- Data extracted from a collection
* BEGIN *
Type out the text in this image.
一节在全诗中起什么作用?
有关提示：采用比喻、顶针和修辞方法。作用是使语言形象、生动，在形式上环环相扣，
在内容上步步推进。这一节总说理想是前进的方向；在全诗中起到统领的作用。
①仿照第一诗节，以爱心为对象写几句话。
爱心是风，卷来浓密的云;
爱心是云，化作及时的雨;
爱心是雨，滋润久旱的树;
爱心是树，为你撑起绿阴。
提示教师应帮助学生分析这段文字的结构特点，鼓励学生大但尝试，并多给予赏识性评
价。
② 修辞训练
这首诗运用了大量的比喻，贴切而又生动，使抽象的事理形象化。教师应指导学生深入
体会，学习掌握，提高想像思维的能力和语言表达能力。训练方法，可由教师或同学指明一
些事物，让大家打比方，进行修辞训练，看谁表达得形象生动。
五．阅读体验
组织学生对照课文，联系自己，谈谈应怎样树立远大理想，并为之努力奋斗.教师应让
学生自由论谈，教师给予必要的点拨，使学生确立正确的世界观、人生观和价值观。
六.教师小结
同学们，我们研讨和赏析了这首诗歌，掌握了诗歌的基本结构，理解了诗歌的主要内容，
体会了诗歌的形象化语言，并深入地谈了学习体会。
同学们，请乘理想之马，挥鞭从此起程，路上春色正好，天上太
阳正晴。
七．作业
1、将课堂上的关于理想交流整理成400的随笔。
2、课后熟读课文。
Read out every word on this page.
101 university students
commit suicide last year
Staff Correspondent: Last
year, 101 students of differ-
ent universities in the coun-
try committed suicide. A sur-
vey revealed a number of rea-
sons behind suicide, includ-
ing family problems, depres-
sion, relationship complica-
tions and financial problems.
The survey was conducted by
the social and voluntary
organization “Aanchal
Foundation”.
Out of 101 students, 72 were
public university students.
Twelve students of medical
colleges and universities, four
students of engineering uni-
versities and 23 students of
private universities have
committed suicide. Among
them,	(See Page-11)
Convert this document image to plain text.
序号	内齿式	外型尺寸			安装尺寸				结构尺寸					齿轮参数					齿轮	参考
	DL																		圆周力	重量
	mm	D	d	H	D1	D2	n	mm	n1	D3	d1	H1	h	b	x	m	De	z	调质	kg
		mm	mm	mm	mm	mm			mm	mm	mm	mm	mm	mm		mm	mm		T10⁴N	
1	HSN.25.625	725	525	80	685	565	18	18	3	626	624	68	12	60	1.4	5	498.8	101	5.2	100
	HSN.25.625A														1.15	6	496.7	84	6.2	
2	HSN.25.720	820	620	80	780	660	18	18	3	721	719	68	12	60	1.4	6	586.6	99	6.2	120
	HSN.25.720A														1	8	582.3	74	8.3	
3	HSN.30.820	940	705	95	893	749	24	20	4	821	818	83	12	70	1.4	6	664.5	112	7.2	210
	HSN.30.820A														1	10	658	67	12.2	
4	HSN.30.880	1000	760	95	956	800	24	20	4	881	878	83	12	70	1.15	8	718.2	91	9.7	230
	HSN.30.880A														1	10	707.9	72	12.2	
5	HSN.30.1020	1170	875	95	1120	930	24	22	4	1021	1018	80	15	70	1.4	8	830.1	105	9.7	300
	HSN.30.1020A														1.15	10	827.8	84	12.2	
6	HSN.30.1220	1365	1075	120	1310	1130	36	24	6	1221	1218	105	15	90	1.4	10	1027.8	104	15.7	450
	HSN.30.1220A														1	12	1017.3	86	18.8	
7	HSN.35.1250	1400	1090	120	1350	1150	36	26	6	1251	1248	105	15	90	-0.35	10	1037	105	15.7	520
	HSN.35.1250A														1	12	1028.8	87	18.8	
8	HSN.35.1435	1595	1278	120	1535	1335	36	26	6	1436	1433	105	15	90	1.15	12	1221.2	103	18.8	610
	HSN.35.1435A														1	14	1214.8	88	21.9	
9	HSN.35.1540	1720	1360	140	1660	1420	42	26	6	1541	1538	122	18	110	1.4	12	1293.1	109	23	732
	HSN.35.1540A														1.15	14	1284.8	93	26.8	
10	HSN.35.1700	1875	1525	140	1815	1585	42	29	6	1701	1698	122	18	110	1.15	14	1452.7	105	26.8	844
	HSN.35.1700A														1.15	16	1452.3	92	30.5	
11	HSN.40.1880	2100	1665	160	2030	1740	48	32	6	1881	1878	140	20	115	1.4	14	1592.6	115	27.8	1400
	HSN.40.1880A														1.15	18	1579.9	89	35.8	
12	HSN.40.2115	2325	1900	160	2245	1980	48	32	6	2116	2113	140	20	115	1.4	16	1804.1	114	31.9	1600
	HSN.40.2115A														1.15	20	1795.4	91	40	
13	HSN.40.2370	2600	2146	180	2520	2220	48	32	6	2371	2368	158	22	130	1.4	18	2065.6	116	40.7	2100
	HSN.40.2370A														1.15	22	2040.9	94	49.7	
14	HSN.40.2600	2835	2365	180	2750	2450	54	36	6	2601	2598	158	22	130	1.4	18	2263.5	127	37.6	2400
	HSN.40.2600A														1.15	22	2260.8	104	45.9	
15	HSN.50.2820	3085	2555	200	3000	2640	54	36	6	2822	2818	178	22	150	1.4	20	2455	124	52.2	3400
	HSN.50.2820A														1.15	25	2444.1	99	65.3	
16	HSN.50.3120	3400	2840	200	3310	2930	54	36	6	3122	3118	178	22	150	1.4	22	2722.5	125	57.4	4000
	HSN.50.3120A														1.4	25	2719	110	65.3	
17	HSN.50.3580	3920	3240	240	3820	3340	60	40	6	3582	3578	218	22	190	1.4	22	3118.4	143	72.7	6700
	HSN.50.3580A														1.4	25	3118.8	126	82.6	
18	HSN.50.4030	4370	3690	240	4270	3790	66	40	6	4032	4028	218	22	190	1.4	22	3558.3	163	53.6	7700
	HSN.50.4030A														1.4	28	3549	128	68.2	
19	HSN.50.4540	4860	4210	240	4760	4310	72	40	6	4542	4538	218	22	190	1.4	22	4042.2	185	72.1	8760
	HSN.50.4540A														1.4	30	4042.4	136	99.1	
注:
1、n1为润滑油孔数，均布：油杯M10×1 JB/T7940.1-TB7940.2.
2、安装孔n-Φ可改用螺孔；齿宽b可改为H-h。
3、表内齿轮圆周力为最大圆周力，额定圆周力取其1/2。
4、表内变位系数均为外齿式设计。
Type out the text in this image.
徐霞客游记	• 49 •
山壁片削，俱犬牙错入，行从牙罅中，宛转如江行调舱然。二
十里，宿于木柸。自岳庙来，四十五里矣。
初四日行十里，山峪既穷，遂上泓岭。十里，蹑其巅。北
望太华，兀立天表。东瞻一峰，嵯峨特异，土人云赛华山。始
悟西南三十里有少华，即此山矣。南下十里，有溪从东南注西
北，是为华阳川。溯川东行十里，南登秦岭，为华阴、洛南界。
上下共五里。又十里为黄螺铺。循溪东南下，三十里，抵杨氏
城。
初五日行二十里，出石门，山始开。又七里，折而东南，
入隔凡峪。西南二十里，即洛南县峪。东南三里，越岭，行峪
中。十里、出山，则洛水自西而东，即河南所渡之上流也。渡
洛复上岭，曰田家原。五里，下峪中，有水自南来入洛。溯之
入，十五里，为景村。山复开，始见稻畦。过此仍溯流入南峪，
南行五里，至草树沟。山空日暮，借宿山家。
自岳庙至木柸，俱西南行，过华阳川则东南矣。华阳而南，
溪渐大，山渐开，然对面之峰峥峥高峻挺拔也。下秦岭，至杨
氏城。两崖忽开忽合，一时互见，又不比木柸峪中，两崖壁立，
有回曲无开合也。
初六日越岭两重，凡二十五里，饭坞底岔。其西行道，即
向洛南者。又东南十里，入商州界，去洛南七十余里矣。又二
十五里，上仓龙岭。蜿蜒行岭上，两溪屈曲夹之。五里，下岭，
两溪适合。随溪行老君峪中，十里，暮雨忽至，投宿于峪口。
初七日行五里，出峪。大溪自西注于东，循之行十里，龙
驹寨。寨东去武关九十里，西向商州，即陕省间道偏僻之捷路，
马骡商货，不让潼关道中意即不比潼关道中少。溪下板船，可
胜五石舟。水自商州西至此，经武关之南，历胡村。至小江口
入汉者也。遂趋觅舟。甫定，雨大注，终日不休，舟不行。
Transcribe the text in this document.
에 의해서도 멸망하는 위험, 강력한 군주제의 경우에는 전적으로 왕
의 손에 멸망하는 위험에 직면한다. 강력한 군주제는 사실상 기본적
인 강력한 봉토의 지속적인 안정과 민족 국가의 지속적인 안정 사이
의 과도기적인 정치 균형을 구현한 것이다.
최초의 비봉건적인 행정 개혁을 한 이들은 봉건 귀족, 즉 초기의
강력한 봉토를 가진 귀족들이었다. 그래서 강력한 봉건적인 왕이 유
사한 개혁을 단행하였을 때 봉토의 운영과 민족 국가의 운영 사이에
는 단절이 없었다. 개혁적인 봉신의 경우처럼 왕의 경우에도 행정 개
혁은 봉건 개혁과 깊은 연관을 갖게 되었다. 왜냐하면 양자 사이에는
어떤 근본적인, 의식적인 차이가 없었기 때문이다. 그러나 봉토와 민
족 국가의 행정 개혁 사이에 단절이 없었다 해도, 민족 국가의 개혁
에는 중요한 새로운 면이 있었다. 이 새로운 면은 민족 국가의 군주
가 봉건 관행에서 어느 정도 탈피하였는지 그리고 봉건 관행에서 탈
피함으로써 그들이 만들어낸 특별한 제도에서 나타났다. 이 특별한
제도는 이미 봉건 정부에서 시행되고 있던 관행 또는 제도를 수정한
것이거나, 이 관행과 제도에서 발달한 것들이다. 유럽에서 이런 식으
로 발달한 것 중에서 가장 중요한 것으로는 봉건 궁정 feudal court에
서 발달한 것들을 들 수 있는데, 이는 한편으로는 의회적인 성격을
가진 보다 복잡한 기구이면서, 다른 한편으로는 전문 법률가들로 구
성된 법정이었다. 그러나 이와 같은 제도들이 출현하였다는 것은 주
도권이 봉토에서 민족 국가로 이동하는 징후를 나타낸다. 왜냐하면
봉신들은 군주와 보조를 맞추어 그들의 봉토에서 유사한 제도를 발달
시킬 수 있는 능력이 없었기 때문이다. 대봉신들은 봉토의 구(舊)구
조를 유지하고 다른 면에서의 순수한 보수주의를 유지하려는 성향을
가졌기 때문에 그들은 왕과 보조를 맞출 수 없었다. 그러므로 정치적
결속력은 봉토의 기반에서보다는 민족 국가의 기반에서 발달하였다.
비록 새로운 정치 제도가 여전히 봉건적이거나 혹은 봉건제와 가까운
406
* END *
- Problem details
State how many lines of the listing include "때문이다", and nothing more.

- Result of the exercise
2